▶ Problem statement
Look through the data below. Collect every line where the word "rules" occurs.

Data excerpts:
#####

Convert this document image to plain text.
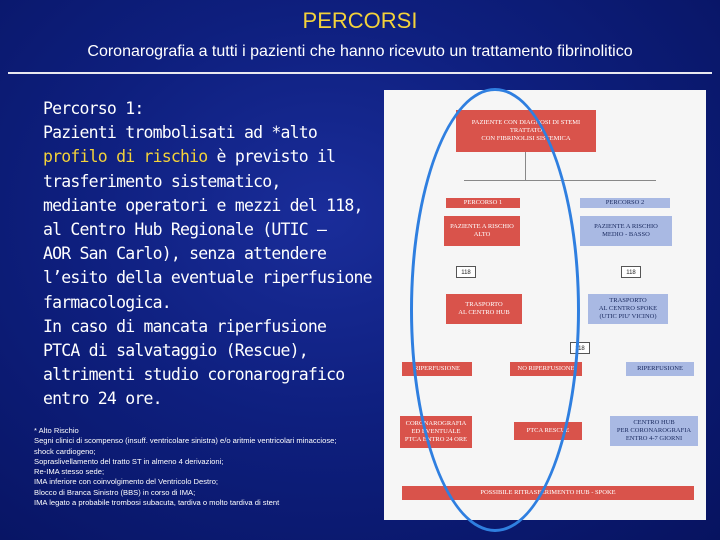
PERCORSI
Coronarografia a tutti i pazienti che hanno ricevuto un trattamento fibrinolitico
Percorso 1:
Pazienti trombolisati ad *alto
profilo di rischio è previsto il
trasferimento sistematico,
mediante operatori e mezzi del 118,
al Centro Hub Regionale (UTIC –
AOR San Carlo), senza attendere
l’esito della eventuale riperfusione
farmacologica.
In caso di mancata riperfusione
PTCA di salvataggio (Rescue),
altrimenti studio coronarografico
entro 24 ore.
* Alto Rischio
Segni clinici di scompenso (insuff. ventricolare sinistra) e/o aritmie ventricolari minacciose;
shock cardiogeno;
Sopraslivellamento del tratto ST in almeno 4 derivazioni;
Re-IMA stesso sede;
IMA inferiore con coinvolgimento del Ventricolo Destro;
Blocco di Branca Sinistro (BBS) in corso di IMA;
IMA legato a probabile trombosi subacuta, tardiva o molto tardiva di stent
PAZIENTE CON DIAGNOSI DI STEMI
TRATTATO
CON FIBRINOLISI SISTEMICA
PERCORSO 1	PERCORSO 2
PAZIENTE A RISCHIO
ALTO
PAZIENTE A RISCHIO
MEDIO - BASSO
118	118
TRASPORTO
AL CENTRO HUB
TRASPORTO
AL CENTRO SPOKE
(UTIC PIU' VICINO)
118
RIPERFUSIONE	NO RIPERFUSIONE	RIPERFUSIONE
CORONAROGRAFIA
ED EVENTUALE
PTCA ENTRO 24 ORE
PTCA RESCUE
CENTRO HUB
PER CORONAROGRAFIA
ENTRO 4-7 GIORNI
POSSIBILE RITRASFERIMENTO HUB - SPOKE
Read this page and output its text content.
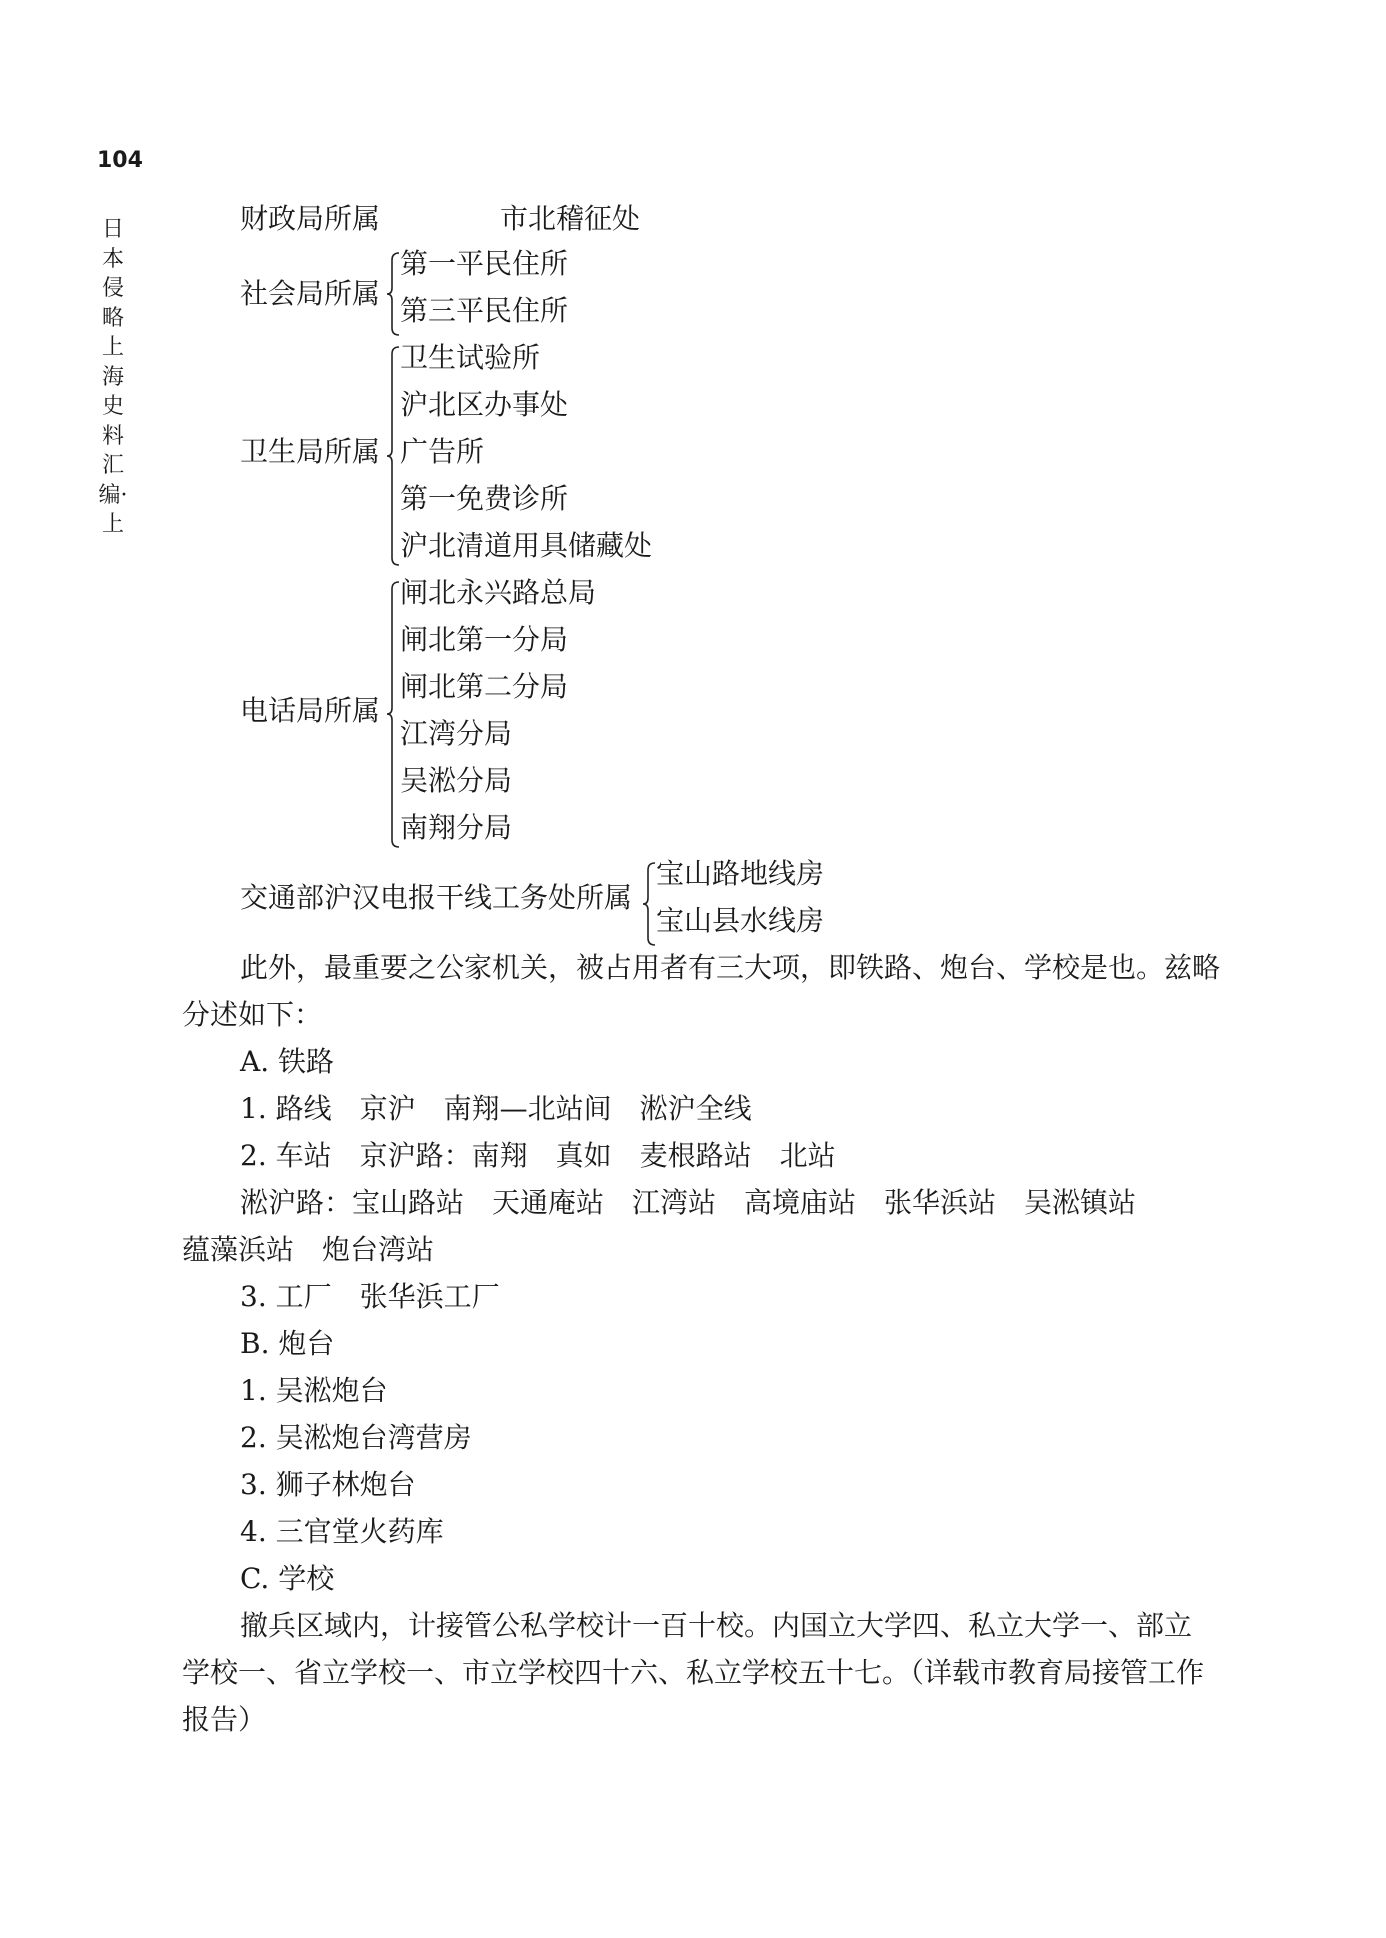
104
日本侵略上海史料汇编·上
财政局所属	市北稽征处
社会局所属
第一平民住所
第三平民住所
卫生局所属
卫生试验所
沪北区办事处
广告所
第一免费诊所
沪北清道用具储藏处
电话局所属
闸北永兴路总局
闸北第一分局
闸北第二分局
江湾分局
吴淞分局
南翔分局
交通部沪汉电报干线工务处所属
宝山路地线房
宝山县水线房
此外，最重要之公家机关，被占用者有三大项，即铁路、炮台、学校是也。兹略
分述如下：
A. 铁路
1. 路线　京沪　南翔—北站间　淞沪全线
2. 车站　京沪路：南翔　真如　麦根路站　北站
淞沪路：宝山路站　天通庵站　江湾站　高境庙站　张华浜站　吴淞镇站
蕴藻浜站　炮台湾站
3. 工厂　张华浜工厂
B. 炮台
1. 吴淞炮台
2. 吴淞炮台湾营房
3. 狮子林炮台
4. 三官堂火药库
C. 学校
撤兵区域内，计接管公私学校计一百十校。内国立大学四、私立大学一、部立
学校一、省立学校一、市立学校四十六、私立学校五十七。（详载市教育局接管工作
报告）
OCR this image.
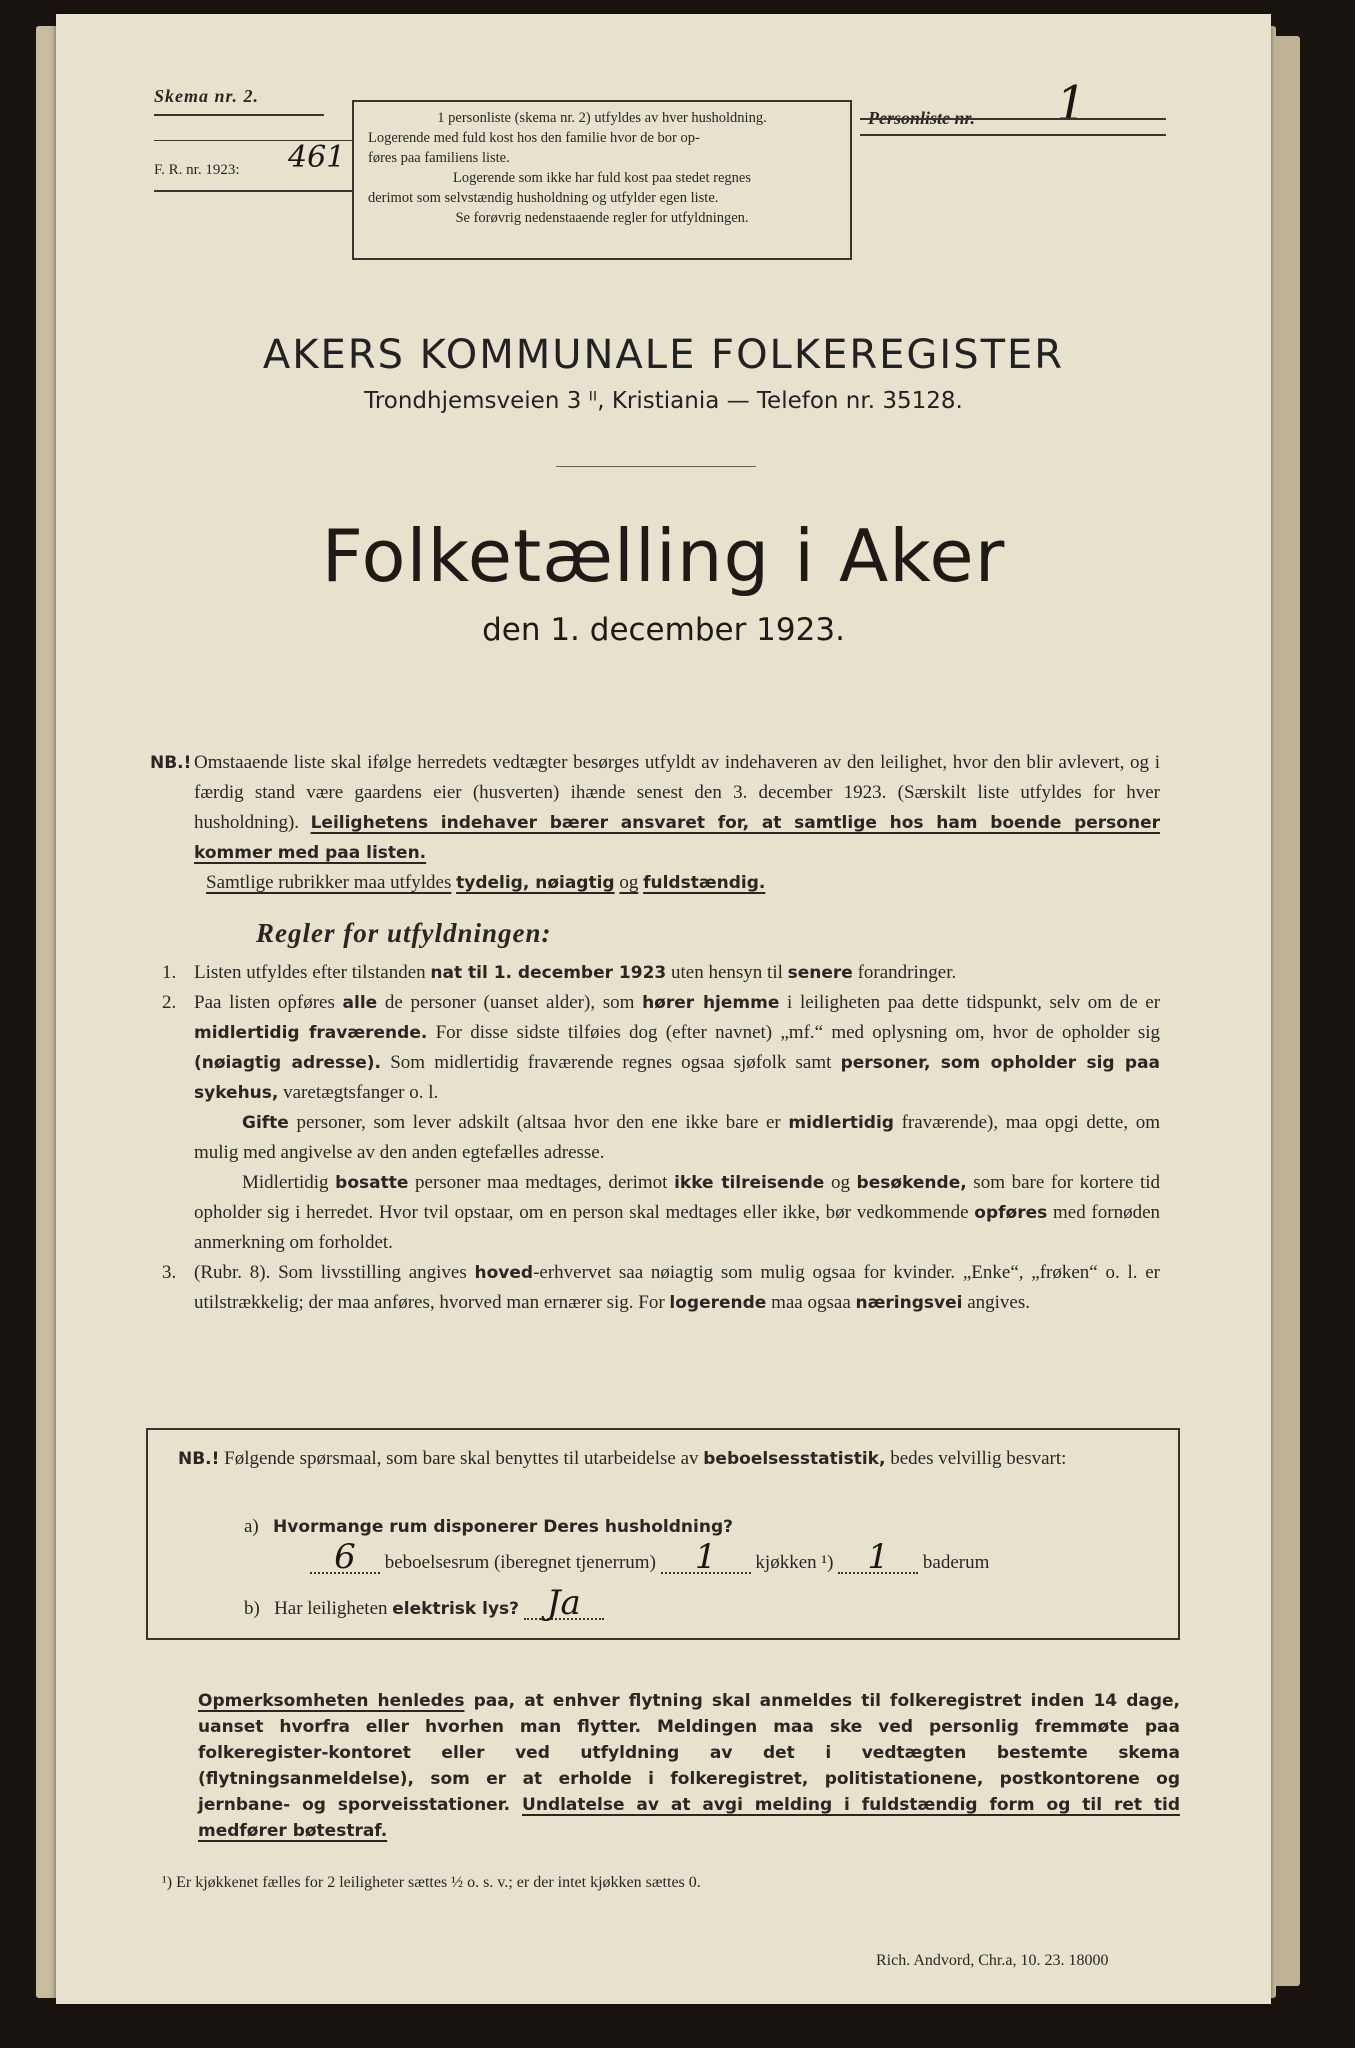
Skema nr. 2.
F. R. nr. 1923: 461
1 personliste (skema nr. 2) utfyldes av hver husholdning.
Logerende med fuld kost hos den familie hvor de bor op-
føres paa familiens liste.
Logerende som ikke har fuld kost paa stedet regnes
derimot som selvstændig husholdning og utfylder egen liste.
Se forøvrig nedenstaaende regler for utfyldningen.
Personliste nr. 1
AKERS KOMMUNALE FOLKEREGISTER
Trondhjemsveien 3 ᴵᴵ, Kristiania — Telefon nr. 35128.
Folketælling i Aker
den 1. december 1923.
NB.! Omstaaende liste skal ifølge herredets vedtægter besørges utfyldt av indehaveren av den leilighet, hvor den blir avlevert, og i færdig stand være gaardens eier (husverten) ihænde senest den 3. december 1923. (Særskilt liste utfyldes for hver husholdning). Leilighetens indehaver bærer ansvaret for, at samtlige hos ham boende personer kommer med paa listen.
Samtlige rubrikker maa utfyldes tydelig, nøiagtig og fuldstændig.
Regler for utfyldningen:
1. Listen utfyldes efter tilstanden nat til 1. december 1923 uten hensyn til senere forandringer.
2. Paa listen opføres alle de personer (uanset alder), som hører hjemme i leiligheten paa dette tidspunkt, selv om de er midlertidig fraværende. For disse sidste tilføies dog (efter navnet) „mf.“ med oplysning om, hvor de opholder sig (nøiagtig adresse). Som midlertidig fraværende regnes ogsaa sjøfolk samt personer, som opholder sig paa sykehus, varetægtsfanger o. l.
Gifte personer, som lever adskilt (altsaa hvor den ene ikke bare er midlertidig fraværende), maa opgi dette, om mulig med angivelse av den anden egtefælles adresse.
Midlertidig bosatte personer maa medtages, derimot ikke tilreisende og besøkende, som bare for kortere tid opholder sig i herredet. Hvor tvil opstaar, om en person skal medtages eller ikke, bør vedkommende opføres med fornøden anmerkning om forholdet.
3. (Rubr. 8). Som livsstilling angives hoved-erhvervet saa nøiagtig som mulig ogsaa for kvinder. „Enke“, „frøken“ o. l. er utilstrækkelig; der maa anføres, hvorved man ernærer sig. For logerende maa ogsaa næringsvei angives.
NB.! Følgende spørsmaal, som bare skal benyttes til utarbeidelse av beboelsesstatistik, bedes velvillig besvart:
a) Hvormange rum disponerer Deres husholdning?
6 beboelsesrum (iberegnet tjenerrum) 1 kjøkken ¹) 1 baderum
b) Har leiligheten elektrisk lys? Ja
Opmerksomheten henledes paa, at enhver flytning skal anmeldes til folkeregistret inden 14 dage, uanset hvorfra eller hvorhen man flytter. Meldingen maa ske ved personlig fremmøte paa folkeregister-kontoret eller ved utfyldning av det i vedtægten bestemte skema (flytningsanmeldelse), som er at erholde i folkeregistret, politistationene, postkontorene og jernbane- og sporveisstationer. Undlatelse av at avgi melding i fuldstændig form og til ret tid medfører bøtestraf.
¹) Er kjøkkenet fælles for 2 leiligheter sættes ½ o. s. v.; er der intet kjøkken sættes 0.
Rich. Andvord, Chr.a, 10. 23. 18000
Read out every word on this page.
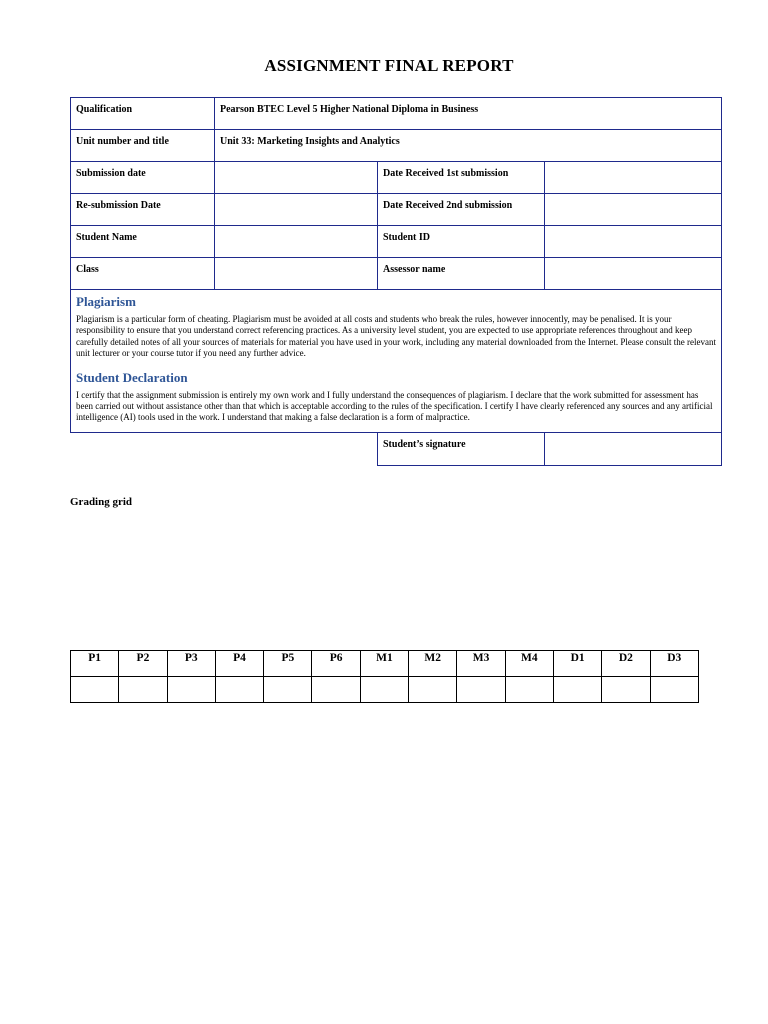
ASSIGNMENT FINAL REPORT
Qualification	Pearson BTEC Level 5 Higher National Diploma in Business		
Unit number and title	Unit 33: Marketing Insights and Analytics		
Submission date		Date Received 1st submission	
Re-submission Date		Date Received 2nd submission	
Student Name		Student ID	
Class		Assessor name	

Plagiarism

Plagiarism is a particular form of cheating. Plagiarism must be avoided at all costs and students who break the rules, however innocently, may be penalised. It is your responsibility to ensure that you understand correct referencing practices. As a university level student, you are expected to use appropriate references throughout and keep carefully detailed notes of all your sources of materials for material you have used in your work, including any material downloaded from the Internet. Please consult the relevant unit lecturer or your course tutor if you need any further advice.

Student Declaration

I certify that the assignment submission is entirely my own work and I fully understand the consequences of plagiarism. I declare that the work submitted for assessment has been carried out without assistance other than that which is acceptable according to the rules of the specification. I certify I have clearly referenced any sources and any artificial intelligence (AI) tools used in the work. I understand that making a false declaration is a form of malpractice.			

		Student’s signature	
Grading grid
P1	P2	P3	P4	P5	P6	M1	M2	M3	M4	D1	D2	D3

#####

▶ Solved problem
Plagiarism is a particular form of cheating. Plagiarism must be avoided at all costs and students who break the rules, however innocently, may be penalised. It is your responsibility to ensure that you understand correct referencing practices. As a university level student, you are expected to use appropriate references throughout and keep carefully detailed notes of all your sources of materials for material you have used in your work, including any material downloaded from the Internet. Please consult the relevant unit lecturer or your course tutor if you need any further advice.
I certify that the assignment submission is entirely my own work and I fully understand the consequences of plagiarism. I declare that the work submitted for assessment has been carried out without assistance other than that which is acceptable according to the rules of the specification. I certify I have clearly referenced any sources and any artificial intelligence (AI) tools used in the work. I understand that making a false declaration is a form of malpractice.			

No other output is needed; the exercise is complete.